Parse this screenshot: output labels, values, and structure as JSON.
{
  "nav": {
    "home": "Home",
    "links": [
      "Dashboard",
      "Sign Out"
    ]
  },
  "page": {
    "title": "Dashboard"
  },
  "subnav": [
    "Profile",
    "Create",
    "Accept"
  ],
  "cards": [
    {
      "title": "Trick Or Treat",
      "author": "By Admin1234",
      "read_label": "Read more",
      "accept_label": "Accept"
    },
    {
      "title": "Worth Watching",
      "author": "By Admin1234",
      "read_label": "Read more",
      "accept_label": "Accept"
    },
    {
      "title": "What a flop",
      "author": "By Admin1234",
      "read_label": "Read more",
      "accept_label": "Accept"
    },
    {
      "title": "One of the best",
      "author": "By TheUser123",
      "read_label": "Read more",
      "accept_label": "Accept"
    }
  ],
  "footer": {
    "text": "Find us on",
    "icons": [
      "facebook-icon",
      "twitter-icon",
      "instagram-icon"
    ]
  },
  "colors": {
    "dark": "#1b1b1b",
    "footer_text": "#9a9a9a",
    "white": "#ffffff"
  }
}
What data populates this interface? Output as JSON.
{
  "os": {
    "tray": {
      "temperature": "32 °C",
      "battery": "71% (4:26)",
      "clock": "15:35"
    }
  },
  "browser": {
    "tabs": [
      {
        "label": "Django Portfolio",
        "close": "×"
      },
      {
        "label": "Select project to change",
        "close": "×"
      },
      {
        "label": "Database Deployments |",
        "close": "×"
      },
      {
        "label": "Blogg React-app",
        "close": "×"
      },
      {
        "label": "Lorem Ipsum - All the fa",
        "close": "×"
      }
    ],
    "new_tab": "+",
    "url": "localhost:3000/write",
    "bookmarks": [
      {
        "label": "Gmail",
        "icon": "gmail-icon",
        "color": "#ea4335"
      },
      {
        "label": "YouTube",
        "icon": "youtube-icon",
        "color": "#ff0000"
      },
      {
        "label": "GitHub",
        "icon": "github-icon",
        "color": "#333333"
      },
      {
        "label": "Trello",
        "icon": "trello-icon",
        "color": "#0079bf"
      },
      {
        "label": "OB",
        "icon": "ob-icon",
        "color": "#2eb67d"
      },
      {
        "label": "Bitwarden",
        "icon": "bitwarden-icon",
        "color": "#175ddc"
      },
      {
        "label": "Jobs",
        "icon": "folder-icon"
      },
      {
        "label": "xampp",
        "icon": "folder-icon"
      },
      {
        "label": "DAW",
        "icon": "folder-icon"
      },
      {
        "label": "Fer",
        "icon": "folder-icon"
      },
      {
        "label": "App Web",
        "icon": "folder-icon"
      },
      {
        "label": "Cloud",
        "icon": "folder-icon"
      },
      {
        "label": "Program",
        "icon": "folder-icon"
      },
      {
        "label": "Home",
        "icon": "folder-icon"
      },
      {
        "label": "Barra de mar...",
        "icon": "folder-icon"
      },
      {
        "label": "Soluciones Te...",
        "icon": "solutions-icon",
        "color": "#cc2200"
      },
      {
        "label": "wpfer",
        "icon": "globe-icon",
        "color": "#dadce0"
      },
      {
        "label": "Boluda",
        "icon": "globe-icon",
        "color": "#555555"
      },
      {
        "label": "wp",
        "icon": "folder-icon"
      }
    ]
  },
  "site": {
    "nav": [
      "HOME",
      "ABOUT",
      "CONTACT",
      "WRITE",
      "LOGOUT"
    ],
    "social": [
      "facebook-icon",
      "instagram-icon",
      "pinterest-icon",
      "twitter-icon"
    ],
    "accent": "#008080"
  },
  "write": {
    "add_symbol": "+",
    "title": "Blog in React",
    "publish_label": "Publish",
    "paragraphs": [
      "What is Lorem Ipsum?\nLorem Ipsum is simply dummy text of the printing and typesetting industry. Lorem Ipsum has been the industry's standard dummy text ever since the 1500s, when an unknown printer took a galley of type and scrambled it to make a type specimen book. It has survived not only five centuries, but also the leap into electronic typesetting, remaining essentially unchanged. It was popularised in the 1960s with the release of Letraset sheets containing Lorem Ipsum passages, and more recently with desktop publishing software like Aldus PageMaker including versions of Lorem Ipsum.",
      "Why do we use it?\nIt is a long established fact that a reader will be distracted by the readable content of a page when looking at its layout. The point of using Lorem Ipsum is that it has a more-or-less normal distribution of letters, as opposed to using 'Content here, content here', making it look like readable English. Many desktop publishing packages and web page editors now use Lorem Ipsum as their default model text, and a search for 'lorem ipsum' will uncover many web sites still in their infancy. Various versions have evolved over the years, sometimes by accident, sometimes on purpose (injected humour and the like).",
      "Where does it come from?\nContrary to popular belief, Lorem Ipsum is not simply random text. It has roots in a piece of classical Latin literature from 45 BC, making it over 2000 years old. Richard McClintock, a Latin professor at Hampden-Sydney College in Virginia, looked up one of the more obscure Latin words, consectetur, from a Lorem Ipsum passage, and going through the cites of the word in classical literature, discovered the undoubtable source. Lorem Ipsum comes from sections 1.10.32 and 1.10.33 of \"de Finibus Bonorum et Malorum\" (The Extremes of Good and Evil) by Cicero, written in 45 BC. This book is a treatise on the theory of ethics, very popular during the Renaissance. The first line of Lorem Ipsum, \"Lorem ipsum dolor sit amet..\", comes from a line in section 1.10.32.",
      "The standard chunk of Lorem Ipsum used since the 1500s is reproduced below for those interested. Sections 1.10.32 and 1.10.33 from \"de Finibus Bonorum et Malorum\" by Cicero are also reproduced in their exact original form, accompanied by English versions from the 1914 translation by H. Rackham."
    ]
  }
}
= = =
● Task statement
Reproduce every line of the data verbatim.

● Solution below
Parse this screenshot: output labels, values, and structure as JSON.
{
  "nav": {
    "home": "Home",
    "links": [
      "Dashboard",
      "Sign Out"
    ]
  },
  "page": {
    "title": "Dashboard"
  },
  "subnav": [
    "Profile",
    "Create",
    "Accept"
  ],
  "cards": [
    {
      "title": "Trick Or Treat",
      "author": "By Admin1234",
      "read_label": "Read more",
      "accept_label": "Accept"
    },
    {
      "title": "Worth Watching",
      "author": "By Admin1234",
      "read_label": "Read more",
      "accept_label": "Accept"
    },
    {
      "title": "What a flop",
      "author": "By Admin1234",
      "read_label": "Read more",
      "accept_label": "Accept"
    },
    {
      "title": "One of the best",
      "author": "By TheUser123",
      "read_label": "Read more",
      "accept_label": "Accept"
    }
  ],
  "footer": {
    "text": "Find us on",
    "icons": [
      "facebook-icon",
      "twitter-icon",
      "instagram-icon"
    ]
  },
  "colors": {
    "dark": "#1b1b1b",
    "footer_text": "#9a9a9a",
    "white": "#ffffff"
  }
}
What data populates this interface? Output as JSON.
{
  "os": {
    "tray": {
      "temperature": "32 °C",
      "battery": "71% (4:26)",
      "clock": "15:35"
    }
  },
  "browser": {
    "tabs": [
      {
        "label": "Django Portfolio",
        "close": "×"
      },
      {
        "label": "Select project to change",
        "close": "×"
      },
      {
        "label": "Database Deployments |",
        "close": "×"
      },
      {
        "label": "Blogg React-app",
        "close": "×"
      },
      {
        "label": "Lorem Ipsum - All the fa",
        "close": "×"
      }
    ],
    "new_tab": "+",
    "url": "localhost:3000/write",
    "bookmarks": [
      {
        "label": "Gmail",
        "icon": "gmail-icon",
        "color": "#ea4335"
      },
      {
        "label": "YouTube",
        "icon": "youtube-icon",
        "color": "#ff0000"
      },
      {
        "label": "GitHub",
        "icon": "github-icon",
        "color": "#333333"
      },
      {
        "label": "Trello",
        "icon": "trello-icon",
        "color": "#0079bf"
      },
      {
        "label": "OB",
        "icon": "ob-icon",
        "color": "#2eb67d"
      },
      {
        "label": "Bitwarden",
        "icon": "bitwarden-icon",
        "color": "#175ddc"
      },
      {
        "label": "Jobs",
        "icon": "folder-icon"
      },
      {
        "label": "xampp",
        "icon": "folder-icon"
      },
      {
        "label": "DAW",
        "icon": "folder-icon"
      },
      {
        "label": "Fer",
        "icon": "folder-icon"
      },
      {
        "label": "App Web",
        "icon": "folder-icon"
      },
      {
        "label": "Cloud",
        "icon": "folder-icon"
      },
      {
        "label": "Program",
        "icon": "folder-icon"
      },
      {
        "label": "Home",
        "icon": "folder-icon"
      },
      {
        "label": "Barra de mar...",
        "icon": "folder-icon"
      },
      {
        "label": "Soluciones Te...",
        "icon": "solutions-icon",
        "color": "#cc2200"
      },
      {
        "label": "wpfer",
        "icon": "globe-icon",
        "color": "#dadce0"
      },
      {
        "label": "Boluda",
        "icon": "globe-icon",
        "color": "#555555"
      },
      {
        "label": "wp",
        "icon": "folder-icon"
      }
    ]
  },
  "site": {
    "nav": [
      "HOME",
      "ABOUT",
      "CONTACT",
      "WRITE",
      "LOGOUT"
    ],
    "social": [
      "facebook-icon",
      "instagram-icon",
      "pinterest-icon",
      "twitter-icon"
    ],
    "accent": "#008080"
  },
  "write": {
    "add_symbol": "+",
    "title": "Blog in React",
    "publish_label": "Publish",
    "paragraphs": [
      "What is Lorem Ipsum?\nLorem Ipsum is simply dummy text of the printing and typesetting industry. Lorem Ipsum has been the industry's standard dummy text ever since the 1500s, when an unknown printer took a galley of type and scrambled it to make a type specimen book. It has survived not only five centuries, but also the leap into electronic typesetting, remaining essentially unchanged. It was popularised in the 1960s with the release of Letraset sheets containing Lorem Ipsum passages, and more recently with desktop publishing software like Aldus PageMaker including versions of Lorem Ipsum.",
      "Why do we use it?\nIt is a long established fact that a reader will be distracted by the readable content of a page when looking at its layout. The point of using Lorem Ipsum is that it has a more-or-less normal distribution of letters, as opposed to using 'Content here, content here', making it look like readable English. Many desktop publishing packages and web page editors now use Lorem Ipsum as their default model text, and a search for 'lorem ipsum' will uncover many web sites still in their infancy. Various versions have evolved over the years, sometimes by accident, sometimes on purpose (injected humour and the like).",
      "Where does it come from?\nContrary to popular belief, Lorem Ipsum is not simply random text. It has roots in a piece of classical Latin literature from 45 BC, making it over 2000 years old. Richard McClintock, a Latin professor at Hampden-Sydney College in Virginia, looked up one of the more obscure Latin words, consectetur, from a Lorem Ipsum passage, and going through the cites of the word in classical literature, discovered the undoubtable source. Lorem Ipsum comes from sections 1.10.32 and 1.10.33 of \"de Finibus Bonorum et Malorum\" (The Extremes of Good and Evil) by Cicero, written in 45 BC. This book is a treatise on the theory of ethics, very popular during the Renaissance. The first line of Lorem Ipsum, \"Lorem ipsum dolor sit amet..\", comes from a line in section 1.10.32.",
      "The standard chunk of Lorem Ipsum used since the 1500s is reproduced below for those interested. Sections 1.10.32 and 1.10.33 from \"de Finibus Bonorum et Malorum\" by Cicero are also reproduced in their exact original form, accompanied by English versions from the 1914 translation by H. Rackham."
    ]
  }
}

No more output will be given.